Therefore, the inventor has proposed the following technical solution through further research and development.

An embodiment of the present disclosure provides a probe adapter, referring to FIG. 1, including:

• • a first interface 11, configured to be electrically connected to a probe 60 to receive a measured signal;
  • a second interface 12, configured to be electrically connected to a measuring instrument 70 to input the measured signal into the measuring instrument 70;
  • signal transmission lines, including a first signal transmission line 21, a second signal transmission line 22, and a line selection switch, where the first signal transmission line 21 and the second signal transmission line 22 are both located between the first interface 11 and the second interface 12, and the line selection switch is configured to select the first signal transmission line 21 to conduct the first interface 11 and the second interface 12 or select the second signal transmission line 22 to conduct the first interface 11 and the second interface 12; and
  • a signal conditioning circuit 24, located on the second signal transmission line 22, and configured to adjust an impedance of the measured signal to match an input impedance of the measuring instrument, and/or adjust an amplitude of the measured signal to match a measurement range of the measuring instrument.

In this embodiment, in the description of the probe adapter, the measuring instrument 70 and the probe 60 are both placed in a normal operating state, i.e., the measuring instrument 70 is placed horizontally, and an axis of an input port of the measuring instrument 70 is in a horizontal direction. Therefore, the probe 60 and the probe adapter extend in the horizontal direction. Therefore, the first interface 11 and the second interface 12 are respectively located at two ends of the probe adapter in the horizontal direction, which are respectively the left end and the right end in the accompanying drawings.

In this embodiment, the measuring instrument may be an oscilloscope. An oscilloscope is mainly used as an example for description below. It may be understood that the foregoing technical solution may also be used for another instrument similar to an oscilloscope.

Given instruction 1 -
Translate this sentence from the probe adapter text into Spanish: "In this embodiment, the measuring instrument may be an oscilloscope."
The records are unrelated to the probe adapter text.

Records for this task -

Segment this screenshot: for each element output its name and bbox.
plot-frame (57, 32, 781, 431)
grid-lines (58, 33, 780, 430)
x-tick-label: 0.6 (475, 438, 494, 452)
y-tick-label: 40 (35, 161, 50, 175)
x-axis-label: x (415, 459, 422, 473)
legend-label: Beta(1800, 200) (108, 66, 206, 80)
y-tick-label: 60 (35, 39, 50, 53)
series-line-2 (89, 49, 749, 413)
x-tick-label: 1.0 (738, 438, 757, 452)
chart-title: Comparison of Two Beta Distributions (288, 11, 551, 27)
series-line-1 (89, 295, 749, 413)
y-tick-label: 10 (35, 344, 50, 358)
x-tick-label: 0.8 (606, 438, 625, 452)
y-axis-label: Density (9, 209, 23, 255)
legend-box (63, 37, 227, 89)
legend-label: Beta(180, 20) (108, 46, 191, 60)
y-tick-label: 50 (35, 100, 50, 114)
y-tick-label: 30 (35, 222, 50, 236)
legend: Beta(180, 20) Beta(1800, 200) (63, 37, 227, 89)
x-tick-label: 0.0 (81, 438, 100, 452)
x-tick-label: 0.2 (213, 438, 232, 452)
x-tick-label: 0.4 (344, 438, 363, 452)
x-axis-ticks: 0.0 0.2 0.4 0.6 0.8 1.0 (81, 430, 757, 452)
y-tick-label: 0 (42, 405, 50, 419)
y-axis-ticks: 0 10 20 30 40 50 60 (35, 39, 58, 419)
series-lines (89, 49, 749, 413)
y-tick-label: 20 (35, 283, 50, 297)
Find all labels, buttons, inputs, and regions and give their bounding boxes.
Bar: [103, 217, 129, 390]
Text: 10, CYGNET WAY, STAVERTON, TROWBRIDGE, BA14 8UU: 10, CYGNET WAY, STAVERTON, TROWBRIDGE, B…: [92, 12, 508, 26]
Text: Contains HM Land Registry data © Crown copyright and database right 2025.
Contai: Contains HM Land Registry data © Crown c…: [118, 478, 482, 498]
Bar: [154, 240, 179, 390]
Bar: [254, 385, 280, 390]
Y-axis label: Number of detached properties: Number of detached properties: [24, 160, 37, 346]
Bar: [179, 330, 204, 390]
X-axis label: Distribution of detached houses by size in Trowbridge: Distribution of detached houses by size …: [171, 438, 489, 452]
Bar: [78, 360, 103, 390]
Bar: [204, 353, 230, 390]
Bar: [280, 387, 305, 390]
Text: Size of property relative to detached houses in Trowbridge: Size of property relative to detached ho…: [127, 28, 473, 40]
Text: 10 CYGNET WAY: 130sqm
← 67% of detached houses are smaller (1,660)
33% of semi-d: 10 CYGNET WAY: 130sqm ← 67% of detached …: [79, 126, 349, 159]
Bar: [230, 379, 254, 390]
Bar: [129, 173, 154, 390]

Given instruction 2 -
Please put the records, from the first line of the records up to and including the line with "x-tick-label: 1.0 (738, 438, 757, 452)", into a numbered list, leaving out any blank lines.

Exercise answer 1 -
En esta realización, el instrumento de medición puede ser un osciloscopio.

Exercise answer 2 -
1. Segment this screenshot: for each element output its name and bbox.
2. plot-frame (57, 32, 781, 431)
3. grid-lines (58, 33, 780, 430)
4. x-tick-label: 0.6 (475, 438, 494, 452)
5. y-tick-label: 40 (35, 161, 50, 175)
6. x-axis-label: x (415, 459, 422, 473)
7. legend-label: Beta(1800, 200) (108, 66, 206, 80)
8. y-tick-label: 60 (35, 39, 50, 53)
9. series-line-2 (89, 49, 749, 413)
10. x-tick-label: 1.0 (738, 438, 757, 452)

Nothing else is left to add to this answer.